> **MATERIAL FOR THE TASK**
· · · ·

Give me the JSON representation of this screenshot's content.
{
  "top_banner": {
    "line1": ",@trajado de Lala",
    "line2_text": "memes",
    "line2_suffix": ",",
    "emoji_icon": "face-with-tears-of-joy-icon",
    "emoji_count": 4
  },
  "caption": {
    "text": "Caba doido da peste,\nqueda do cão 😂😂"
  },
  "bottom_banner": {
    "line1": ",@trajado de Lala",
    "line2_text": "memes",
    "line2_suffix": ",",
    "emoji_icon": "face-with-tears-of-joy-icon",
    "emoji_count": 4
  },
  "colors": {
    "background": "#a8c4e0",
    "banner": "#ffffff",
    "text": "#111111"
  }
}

· · · ·

> **STATED GOAL**
Retype the material in full, character for character.

> **OUTPUT FOR THIS EXERCISE**
Give me the JSON representation of this screenshot's content.
{
  "top_banner": {
    "line1": ",@trajado de Lala",
    "line2_text": "memes",
    "line2_suffix": ",",
    "emoji_icon": "face-with-tears-of-joy-icon",
    "emoji_count": 4
  },
  "caption": {
    "text": "Caba doido da peste,\nqueda do cão 😂😂"
  },
  "bottom_banner": {
    "line1": ",@trajado de Lala",
    "line2_text": "memes",
    "line2_suffix": ",",
    "emoji_icon": "face-with-tears-of-joy-icon",
    "emoji_count": 4
  },
  "colors": {
    "background": "#a8c4e0",
    "banner": "#ffffff",
    "text": "#111111"
  }
}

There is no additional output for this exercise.